GOAL OF THE EXERCISE ▸
Take the records underneath and set them down exactly.

═════ INPUT MATERIAL

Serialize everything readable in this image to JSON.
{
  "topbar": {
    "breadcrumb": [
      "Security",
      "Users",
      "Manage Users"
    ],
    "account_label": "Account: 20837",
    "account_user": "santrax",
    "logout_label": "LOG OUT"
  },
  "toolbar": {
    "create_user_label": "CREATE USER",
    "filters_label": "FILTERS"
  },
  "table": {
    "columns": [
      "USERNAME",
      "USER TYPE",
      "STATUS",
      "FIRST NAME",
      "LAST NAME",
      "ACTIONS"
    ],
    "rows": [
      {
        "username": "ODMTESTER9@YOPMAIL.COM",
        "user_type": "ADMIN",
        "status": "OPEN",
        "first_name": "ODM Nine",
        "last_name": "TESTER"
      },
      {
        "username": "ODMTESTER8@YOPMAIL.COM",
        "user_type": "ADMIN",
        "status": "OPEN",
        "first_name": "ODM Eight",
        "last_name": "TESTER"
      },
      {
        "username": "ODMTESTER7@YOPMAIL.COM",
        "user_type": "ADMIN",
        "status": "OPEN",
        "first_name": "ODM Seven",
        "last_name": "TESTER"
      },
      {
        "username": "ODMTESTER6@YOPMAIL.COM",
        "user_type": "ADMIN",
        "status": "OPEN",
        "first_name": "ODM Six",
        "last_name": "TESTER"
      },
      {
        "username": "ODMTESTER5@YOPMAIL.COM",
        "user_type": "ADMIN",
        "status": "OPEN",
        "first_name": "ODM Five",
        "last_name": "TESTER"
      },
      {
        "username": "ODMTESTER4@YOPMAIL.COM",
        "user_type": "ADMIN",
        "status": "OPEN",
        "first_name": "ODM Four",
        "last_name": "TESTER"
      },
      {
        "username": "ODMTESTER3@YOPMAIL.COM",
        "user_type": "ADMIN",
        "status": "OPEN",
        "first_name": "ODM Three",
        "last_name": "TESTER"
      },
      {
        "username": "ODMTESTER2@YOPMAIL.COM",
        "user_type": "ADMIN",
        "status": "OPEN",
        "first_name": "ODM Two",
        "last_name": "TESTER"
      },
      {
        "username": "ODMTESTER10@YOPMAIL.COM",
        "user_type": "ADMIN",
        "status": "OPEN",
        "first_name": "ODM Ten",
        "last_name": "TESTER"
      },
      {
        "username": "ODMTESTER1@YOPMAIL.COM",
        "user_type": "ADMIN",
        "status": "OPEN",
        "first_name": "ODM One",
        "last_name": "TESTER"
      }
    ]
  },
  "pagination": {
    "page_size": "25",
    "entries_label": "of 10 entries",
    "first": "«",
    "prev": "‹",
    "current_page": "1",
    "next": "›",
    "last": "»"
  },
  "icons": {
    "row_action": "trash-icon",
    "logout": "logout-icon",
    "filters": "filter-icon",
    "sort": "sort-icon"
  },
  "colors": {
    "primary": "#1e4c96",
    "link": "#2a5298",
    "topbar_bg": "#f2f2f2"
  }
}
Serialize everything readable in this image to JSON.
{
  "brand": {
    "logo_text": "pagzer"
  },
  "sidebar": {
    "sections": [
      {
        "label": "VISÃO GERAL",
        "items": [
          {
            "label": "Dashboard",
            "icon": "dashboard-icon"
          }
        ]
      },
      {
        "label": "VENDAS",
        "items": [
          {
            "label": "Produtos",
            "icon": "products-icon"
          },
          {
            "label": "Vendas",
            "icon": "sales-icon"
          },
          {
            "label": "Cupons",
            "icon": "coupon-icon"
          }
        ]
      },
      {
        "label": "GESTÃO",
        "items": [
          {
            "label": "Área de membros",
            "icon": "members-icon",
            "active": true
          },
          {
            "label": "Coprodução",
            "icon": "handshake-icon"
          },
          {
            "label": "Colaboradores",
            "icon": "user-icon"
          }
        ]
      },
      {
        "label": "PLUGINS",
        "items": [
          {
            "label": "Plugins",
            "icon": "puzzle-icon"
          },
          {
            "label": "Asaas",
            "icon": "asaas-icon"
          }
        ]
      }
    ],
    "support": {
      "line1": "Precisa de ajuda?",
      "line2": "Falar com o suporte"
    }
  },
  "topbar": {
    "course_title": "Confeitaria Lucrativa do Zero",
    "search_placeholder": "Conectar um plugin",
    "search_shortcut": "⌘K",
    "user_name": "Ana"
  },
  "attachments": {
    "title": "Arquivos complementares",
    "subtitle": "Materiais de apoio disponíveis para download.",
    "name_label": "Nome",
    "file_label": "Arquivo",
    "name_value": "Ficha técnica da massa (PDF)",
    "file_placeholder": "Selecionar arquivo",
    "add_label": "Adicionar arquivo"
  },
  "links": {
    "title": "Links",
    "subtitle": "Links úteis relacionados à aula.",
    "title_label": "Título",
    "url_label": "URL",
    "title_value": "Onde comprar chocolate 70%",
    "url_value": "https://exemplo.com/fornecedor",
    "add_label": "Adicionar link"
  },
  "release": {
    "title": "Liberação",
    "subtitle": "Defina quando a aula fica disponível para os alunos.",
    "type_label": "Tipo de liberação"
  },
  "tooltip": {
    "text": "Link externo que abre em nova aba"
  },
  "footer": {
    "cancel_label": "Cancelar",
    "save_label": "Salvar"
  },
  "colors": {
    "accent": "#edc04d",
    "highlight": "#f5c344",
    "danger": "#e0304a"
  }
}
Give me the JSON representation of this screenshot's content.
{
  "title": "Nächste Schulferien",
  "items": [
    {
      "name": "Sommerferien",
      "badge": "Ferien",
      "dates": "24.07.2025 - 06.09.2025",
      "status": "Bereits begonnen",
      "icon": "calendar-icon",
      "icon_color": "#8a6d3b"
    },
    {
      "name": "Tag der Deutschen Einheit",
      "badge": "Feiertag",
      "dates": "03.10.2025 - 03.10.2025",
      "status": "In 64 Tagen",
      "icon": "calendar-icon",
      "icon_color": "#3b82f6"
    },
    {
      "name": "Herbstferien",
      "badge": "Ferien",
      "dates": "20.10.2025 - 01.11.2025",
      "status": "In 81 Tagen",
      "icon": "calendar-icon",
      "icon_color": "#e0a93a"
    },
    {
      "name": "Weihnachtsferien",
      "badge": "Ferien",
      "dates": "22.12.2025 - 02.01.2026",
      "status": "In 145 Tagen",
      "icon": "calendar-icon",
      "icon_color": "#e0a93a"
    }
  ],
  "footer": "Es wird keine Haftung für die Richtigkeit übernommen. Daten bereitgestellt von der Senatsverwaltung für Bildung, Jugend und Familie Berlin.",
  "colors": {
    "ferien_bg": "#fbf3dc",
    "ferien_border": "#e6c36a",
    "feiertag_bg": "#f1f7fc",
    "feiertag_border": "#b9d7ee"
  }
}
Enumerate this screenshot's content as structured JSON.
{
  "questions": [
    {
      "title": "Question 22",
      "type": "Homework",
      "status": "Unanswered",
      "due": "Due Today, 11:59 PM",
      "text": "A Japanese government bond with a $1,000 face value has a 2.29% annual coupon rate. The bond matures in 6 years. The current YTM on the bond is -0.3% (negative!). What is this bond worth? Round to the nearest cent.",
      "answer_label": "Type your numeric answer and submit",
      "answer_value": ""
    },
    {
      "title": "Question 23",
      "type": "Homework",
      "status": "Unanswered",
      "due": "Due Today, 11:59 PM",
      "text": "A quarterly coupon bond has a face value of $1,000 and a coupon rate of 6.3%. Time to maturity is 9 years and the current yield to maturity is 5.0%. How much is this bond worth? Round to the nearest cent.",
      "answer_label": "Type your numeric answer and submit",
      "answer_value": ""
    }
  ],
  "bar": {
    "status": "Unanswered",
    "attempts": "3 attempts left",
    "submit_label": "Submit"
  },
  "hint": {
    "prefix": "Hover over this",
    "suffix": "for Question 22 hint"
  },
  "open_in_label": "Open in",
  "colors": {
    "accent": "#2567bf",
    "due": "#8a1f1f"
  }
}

══════════

COMPLETE ANSWER ▸
Serialize everything readable in this image to JSON.
{
  "topbar": {
    "breadcrumb": [
      "Security",
      "Users",
      "Manage Users"
    ],
    "account_label": "Account: 20837",
    "account_user": "santrax",
    "logout_label": "LOG OUT"
  },
  "toolbar": {
    "create_user_label": "CREATE USER",
    "filters_label": "FILTERS"
  },
  "table": {
    "columns": [
      "USERNAME",
      "USER TYPE",
      "STATUS",
      "FIRST NAME",
      "LAST NAME",
      "ACTIONS"
    ],
    "rows": [
      {
        "username": "ODMTESTER9@YOPMAIL.COM",
        "user_type": "ADMIN",
        "status": "OPEN",
        "first_name": "ODM Nine",
        "last_name": "TESTER"
      },
      {
        "username": "ODMTESTER8@YOPMAIL.COM",
        "user_type": "ADMIN",
        "status": "OPEN",
        "first_name": "ODM Eight",
        "last_name": "TESTER"
      },
      {
        "username": "ODMTESTER7@YOPMAIL.COM",
        "user_type": "ADMIN",
        "status": "OPEN",
        "first_name": "ODM Seven",
        "last_name": "TESTER"
      },
      {
        "username": "ODMTESTER6@YOPMAIL.COM",
        "user_type": "ADMIN",
        "status": "OPEN",
        "first_name": "ODM Six",
        "last_name": "TESTER"
      },
      {
        "username": "ODMTESTER5@YOPMAIL.COM",
        "user_type": "ADMIN",
        "status": "OPEN",
        "first_name": "ODM Five",
        "last_name": "TESTER"
      },
      {
        "username": "ODMTESTER4@YOPMAIL.COM",
        "user_type": "ADMIN",
        "status": "OPEN",
        "first_name": "ODM Four",
        "last_name": "TESTER"
      },
      {
        "username": "ODMTESTER3@YOPMAIL.COM",
        "user_type": "ADMIN",
        "status": "OPEN",
        "first_name": "ODM Three",
        "last_name": "TESTER"
      },
      {
        "username": "ODMTESTER2@YOPMAIL.COM",
        "user_type": "ADMIN",
        "status": "OPEN",
        "first_name": "ODM Two",
        "last_name": "TESTER"
      },
      {
        "username": "ODMTESTER10@YOPMAIL.COM",
        "user_type": "ADMIN",
        "status": "OPEN",
        "first_name": "ODM Ten",
        "last_name": "TESTER"
      },
      {
        "username": "ODMTESTER1@YOPMAIL.COM",
        "user_type": "ADMIN",
        "status": "OPEN",
        "first_name": "ODM One",
        "last_name": "TESTER"
      }
    ]
  },
  "pagination": {
    "page_size": "25",
    "entries_label": "of 10 entries",
    "first": "«",
    "prev": "‹",
    "current_page": "1",
    "next": "›",
    "last": "»"
  },
  "icons": {
    "row_action": "trash-icon",
    "logout": "logout-icon",
    "filters": "filter-icon",
    "sort": "sort-icon"
  },
  "colors": {
    "primary": "#1e4c96",
    "link": "#2a5298",
    "topbar_bg": "#f2f2f2"
  }
}
Serialize everything readable in this image to JSON.
{
  "brand": {
    "logo_text": "pagzer"
  },
  "sidebar": {
    "sections": [
      {
        "label": "VISÃO GERAL",
        "items": [
          {
            "label": "Dashboard",
            "icon": "dashboard-icon"
          }
        ]
      },
      {
        "label": "VENDAS",
        "items": [
          {
            "label": "Produtos",
            "icon": "products-icon"
          },
          {
            "label": "Vendas",
            "icon": "sales-icon"
          },
          {
            "label": "Cupons",
            "icon": "coupon-icon"
          }
        ]
      },
      {
        "label": "GESTÃO",
        "items": [
          {
            "label": "Área de membros",
            "icon": "members-icon",
            "active": true
          },
          {
            "label": "Coprodução",
            "icon": "handshake-icon"
          },
          {
            "label": "Colaboradores",
            "icon": "user-icon"
          }
        ]
      },
      {
        "label": "PLUGINS",
        "items": [
          {
            "label": "Plugins",
            "icon": "puzzle-icon"
          },
          {
            "label": "Asaas",
            "icon": "asaas-icon"
          }
        ]
      }
    ],
    "support": {
      "line1": "Precisa de ajuda?",
      "line2": "Falar com o suporte"
    }
  },
  "topbar": {
    "course_title": "Confeitaria Lucrativa do Zero",
    "search_placeholder": "Conectar um plugin",
    "search_shortcut": "⌘K",
    "user_name": "Ana"
  },
  "attachments": {
    "title": "Arquivos complementares",
    "subtitle": "Materiais de apoio disponíveis para download.",
    "name_label": "Nome",
    "file_label": "Arquivo",
    "name_value": "Ficha técnica da massa (PDF)",
    "file_placeholder": "Selecionar arquivo",
    "add_label": "Adicionar arquivo"
  },
  "links": {
    "title": "Links",
    "subtitle": "Links úteis relacionados à aula.",
    "title_label": "Título",
    "url_label": "URL",
    "title_value": "Onde comprar chocolate 70%",
    "url_value": "https://exemplo.com/fornecedor",
    "add_label": "Adicionar link"
  },
  "release": {
    "title": "Liberação",
    "subtitle": "Defina quando a aula fica disponível para os alunos.",
    "type_label": "Tipo de liberação"
  },
  "tooltip": {
    "text": "Link externo que abre em nova aba"
  },
  "footer": {
    "cancel_label": "Cancelar",
    "save_label": "Salvar"
  },
  "colors": {
    "accent": "#edc04d",
    "highlight": "#f5c344",
    "danger": "#e0304a"
  }
}
Give me the JSON representation of this screenshot's content.
{
  "title": "Nächste Schulferien",
  "items": [
    {
      "name": "Sommerferien",
      "badge": "Ferien",
      "dates": "24.07.2025 - 06.09.2025",
      "status": "Bereits begonnen",
      "icon": "calendar-icon",
      "icon_color": "#8a6d3b"
    },
    {
      "name": "Tag der Deutschen Einheit",
      "badge": "Feiertag",
      "dates": "03.10.2025 - 03.10.2025",
      "status": "In 64 Tagen",
      "icon": "calendar-icon",
      "icon_color": "#3b82f6"
    },
    {
      "name": "Herbstferien",
      "badge": "Ferien",
      "dates": "20.10.2025 - 01.11.2025",
      "status": "In 81 Tagen",
      "icon": "calendar-icon",
      "icon_color": "#e0a93a"
    },
    {
      "name": "Weihnachtsferien",
      "badge": "Ferien",
      "dates": "22.12.2025 - 02.01.2026",
      "status": "In 145 Tagen",
      "icon": "calendar-icon",
      "icon_color": "#e0a93a"
    }
  ],
  "footer": "Es wird keine Haftung für die Richtigkeit übernommen. Daten bereitgestellt von der Senatsverwaltung für Bildung, Jugend und Familie Berlin.",
  "colors": {
    "ferien_bg": "#fbf3dc",
    "ferien_border": "#e6c36a",
    "feiertag_bg": "#f1f7fc",
    "feiertag_border": "#b9d7ee"
  }
}
Enumerate this screenshot's content as structured JSON.
{
  "questions": [
    {
      "title": "Question 22",
      "type": "Homework",
      "status": "Unanswered",
      "due": "Due Today, 11:59 PM",
      "text": "A Japanese government bond with a $1,000 face value has a 2.29% annual coupon rate. The bond matures in 6 years. The current YTM on the bond is -0.3% (negative!). What is this bond worth? Round to the nearest cent.",
      "answer_label": "Type your numeric answer and submit",
      "answer_value": ""
    },
    {
      "title": "Question 23",
      "type": "Homework",
      "status": "Unanswered",
      "due": "Due Today, 11:59 PM",
      "text": "A quarterly coupon bond has a face value of $1,000 and a coupon rate of 6.3%. Time to maturity is 9 years and the current yield to maturity is 5.0%. How much is this bond worth? Round to the nearest cent.",
      "answer_label": "Type your numeric answer and submit",
      "answer_value": ""
    }
  ],
  "bar": {
    "status": "Unanswered",
    "attempts": "3 attempts left",
    "submit_label": "Submit"
  },
  "hint": {
    "prefix": "Hover over this",
    "suffix": "for Question 22 hint"
  },
  "open_in_label": "Open in",
  "colors": {
    "accent": "#2567bf",
    "due": "#8a1f1f"
  }
}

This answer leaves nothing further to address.